# START OF Records

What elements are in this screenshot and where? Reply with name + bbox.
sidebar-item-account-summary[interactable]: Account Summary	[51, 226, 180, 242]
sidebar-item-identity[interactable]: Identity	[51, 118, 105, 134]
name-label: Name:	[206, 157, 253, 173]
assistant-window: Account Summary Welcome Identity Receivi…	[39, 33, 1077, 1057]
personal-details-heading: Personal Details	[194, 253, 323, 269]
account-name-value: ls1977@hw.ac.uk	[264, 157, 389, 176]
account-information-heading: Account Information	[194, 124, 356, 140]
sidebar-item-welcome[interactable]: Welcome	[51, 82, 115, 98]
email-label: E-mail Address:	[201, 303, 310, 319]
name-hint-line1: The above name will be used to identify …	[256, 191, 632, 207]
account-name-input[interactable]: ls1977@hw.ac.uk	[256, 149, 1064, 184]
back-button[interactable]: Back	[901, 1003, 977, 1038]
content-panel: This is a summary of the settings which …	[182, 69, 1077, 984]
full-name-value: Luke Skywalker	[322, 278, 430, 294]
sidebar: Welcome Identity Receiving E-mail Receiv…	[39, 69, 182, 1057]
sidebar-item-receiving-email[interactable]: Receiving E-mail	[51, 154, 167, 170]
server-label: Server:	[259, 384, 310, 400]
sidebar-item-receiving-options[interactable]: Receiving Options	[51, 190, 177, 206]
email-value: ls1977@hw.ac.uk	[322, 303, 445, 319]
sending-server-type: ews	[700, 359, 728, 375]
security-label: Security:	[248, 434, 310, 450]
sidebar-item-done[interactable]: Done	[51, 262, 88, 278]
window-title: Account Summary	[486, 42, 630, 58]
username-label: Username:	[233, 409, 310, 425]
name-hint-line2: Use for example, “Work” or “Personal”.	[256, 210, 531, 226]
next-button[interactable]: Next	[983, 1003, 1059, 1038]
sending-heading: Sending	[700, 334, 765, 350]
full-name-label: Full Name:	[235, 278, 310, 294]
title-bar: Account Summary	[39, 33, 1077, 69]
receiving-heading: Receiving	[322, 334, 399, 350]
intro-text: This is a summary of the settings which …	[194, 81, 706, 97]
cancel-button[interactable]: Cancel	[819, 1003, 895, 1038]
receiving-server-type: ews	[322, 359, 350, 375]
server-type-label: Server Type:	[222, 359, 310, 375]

# END OF Records

Rewrite all of the records above, putting "Account Overview" wherever "Account Summary" appears and leaving everything else unchanged.

What elements are in this screenshot and where? Reply with name + bbox.
sidebar-item-account-summary[interactable]: Account Overview	[51, 226, 180, 242]
sidebar-item-identity[interactable]: Identity	[51, 118, 105, 134]
name-label: Name:	[206, 157, 253, 173]
assistant-window: Account Overview Welcome Identity Receivi…	[39, 33, 1077, 1057]
personal-details-heading: Personal Details	[194, 253, 323, 269]
account-name-value: ls1977@hw.ac.uk	[264, 157, 389, 176]
account-information-heading: Account Information	[194, 124, 356, 140]
sidebar-item-welcome[interactable]: Welcome	[51, 82, 115, 98]
email-label: E-mail Address:	[201, 303, 310, 319]
name-hint-line1: The above name will be used to identify …	[256, 191, 632, 207]
account-name-input[interactable]: ls1977@hw.ac.uk	[256, 149, 1064, 184]
back-button[interactable]: Back	[901, 1003, 977, 1038]
content-panel: This is a summary of the settings which …	[182, 69, 1077, 984]
full-name-value: Luke Skywalker	[322, 278, 430, 294]
sidebar: Welcome Identity Receiving E-mail Receiv…	[39, 69, 182, 1057]
sidebar-item-receiving-email[interactable]: Receiving E-mail	[51, 154, 167, 170]
server-label: Server:	[259, 384, 310, 400]
sidebar-item-receiving-options[interactable]: Receiving Options	[51, 190, 177, 206]
email-value: ls1977@hw.ac.uk	[322, 303, 445, 319]
sending-server-type: ews	[700, 359, 728, 375]
security-label: Security:	[248, 434, 310, 450]
sidebar-item-done[interactable]: Done	[51, 262, 88, 278]
window-title: Account Overview	[486, 42, 630, 58]
username-label: Username:	[233, 409, 310, 425]
name-hint-line2: Use for example, “Work” or “Personal”.	[256, 210, 531, 226]
next-button[interactable]: Next	[983, 1003, 1059, 1038]
sending-heading: Sending	[700, 334, 765, 350]
full-name-label: Full Name:	[235, 278, 310, 294]
title-bar: Account Overview	[39, 33, 1077, 69]
receiving-heading: Receiving	[322, 334, 399, 350]
intro-text: This is a summary of the settings which …	[194, 81, 706, 97]
cancel-button[interactable]: Cancel	[819, 1003, 895, 1038]
receiving-server-type: ews	[322, 359, 350, 375]
server-type-label: Server Type:	[222, 359, 310, 375]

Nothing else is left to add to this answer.